REQUIREMENT:
Please copy out each line of the records below word for word.

Layout records
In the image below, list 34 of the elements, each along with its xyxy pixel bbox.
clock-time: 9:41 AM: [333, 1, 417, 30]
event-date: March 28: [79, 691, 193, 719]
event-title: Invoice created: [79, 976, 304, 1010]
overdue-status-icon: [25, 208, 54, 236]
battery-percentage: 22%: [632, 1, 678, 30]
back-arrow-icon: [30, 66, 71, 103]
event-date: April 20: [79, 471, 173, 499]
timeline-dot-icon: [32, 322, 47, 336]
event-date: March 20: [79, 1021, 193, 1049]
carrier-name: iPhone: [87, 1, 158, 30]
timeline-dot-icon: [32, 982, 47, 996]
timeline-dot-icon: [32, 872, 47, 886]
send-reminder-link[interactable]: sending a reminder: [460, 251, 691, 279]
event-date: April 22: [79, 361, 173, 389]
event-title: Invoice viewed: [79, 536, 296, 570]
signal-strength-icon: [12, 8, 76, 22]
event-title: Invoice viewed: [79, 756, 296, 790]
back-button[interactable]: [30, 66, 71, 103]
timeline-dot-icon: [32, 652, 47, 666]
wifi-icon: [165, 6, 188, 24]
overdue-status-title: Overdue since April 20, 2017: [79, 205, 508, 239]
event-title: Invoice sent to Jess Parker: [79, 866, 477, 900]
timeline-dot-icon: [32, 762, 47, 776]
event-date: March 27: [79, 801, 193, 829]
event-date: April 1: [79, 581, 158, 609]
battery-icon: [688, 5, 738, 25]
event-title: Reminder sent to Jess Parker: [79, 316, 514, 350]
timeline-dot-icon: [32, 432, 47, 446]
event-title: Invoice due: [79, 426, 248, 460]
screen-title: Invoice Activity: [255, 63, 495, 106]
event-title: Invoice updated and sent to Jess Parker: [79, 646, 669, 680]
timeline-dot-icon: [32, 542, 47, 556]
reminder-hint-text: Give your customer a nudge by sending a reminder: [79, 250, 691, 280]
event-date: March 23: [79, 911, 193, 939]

RESULT FOR THIS TASK:
In the image below, list 34 of the elements, each along with its xyxy pixel bbox.
clock-time: 9:41 AM: [333, 1, 417, 30]
event-date: March 28: [79, 691, 193, 719]
event-title: Invoice created: [79, 976, 304, 1010]
overdue-status-icon: [25, 208, 54, 236]
battery-percentage: 22%: [632, 1, 678, 30]
back-arrow-icon: [30, 66, 71, 103]
event-date: April 20: [79, 471, 173, 499]
timeline-dot-icon: [32, 322, 47, 336]
event-date: March 20: [79, 1021, 193, 1049]
carrier-name: iPhone: [87, 1, 158, 30]
timeline-dot-icon: [32, 982, 47, 996]
timeline-dot-icon: [32, 872, 47, 886]
send-reminder-link[interactable]: sending a reminder: [460, 251, 691, 279]
event-date: April 22: [79, 361, 173, 389]
event-title: Invoice viewed: [79, 536, 296, 570]
signal-strength-icon: [12, 8, 76, 22]
event-title: Invoice viewed: [79, 756, 296, 790]
back-button[interactable]: [30, 66, 71, 103]
timeline-dot-icon: [32, 652, 47, 666]
wifi-icon: [165, 6, 188, 24]
overdue-status-title: Overdue since April 20, 2017: [79, 205, 508, 239]
event-title: Invoice sent to Jess Parker: [79, 866, 477, 900]
timeline-dot-icon: [32, 762, 47, 776]
event-date: March 27: [79, 801, 193, 829]
event-date: April 1: [79, 581, 158, 609]
battery-icon: [688, 5, 738, 25]
event-title: Reminder sent to Jess Parker: [79, 316, 514, 350]
timeline-dot-icon: [32, 432, 47, 446]
event-title: Invoice due: [79, 426, 248, 460]
screen-title: Invoice Activity: [255, 63, 495, 106]
event-title: Invoice updated and sent to Jess Parker: [79, 646, 669, 680]
timeline-dot-icon: [32, 542, 47, 556]
reminder-hint-text: Give your customer a nudge by sending a reminder: [79, 250, 691, 280]
event-date: March 23: [79, 911, 193, 939]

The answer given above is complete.